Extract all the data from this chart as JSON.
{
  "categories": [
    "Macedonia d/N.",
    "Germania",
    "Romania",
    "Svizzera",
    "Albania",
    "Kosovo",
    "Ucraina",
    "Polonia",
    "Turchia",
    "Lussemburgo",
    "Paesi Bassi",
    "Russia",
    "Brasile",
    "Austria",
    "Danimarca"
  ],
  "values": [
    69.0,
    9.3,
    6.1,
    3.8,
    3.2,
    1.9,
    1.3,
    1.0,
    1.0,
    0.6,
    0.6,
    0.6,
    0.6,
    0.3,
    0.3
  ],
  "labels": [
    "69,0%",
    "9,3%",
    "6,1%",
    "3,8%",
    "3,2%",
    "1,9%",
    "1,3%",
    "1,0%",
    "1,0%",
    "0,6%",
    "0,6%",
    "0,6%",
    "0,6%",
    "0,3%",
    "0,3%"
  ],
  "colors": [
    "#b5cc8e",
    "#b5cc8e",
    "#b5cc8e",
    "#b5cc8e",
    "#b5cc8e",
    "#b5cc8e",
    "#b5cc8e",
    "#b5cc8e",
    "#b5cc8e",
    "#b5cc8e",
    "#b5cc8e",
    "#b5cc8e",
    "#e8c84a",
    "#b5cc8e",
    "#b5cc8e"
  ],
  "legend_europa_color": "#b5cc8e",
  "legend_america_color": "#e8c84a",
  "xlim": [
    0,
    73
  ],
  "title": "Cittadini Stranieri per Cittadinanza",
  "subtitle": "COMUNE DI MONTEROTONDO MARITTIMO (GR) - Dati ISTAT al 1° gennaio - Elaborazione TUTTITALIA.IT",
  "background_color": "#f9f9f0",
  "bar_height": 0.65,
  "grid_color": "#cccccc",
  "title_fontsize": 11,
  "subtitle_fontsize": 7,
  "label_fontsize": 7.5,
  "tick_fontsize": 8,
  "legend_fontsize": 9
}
------------------------
Stated goal: Word for word, write out all of the data above.

Answer to this problem:
Extract all the data from this chart as JSON.
{
  "categories": [
    "Macedonia d/N.",
    "Germania",
    "Romania",
    "Svizzera",
    "Albania",
    "Kosovo",
    "Ucraina",
    "Polonia",
    "Turchia",
    "Lussemburgo",
    "Paesi Bassi",
    "Russia",
    "Brasile",
    "Austria",
    "Danimarca"
  ],
  "values": [
    69.0,
    9.3,
    6.1,
    3.8,
    3.2,
    1.9,
    1.3,
    1.0,
    1.0,
    0.6,
    0.6,
    0.6,
    0.6,
    0.3,
    0.3
  ],
  "labels": [
    "69,0%",
    "9,3%",
    "6,1%",
    "3,8%",
    "3,2%",
    "1,9%",
    "1,3%",
    "1,0%",
    "1,0%",
    "0,6%",
    "0,6%",
    "0,6%",
    "0,6%",
    "0,3%",
    "0,3%"
  ],
  "colors": [
    "#b5cc8e",
    "#b5cc8e",
    "#b5cc8e",
    "#b5cc8e",
    "#b5cc8e",
    "#b5cc8e",
    "#b5cc8e",
    "#b5cc8e",
    "#b5cc8e",
    "#b5cc8e",
    "#b5cc8e",
    "#b5cc8e",
    "#e8c84a",
    "#b5cc8e",
    "#b5cc8e"
  ],
  "legend_europa_color": "#b5cc8e",
  "legend_america_color": "#e8c84a",
  "xlim": [
    0,
    73
  ],
  "title": "Cittadini Stranieri per Cittadinanza",
  "subtitle": "COMUNE DI MONTEROTONDO MARITTIMO (GR) - Dati ISTAT al 1° gennaio - Elaborazione TUTTITALIA.IT",
  "background_color": "#f9f9f0",
  "bar_height": 0.65,
  "grid_color": "#cccccc",
  "title_fontsize": 11,
  "subtitle_fontsize": 7,
  "label_fontsize": 7.5,
  "tick_fontsize": 8,
  "legend_fontsize": 9
}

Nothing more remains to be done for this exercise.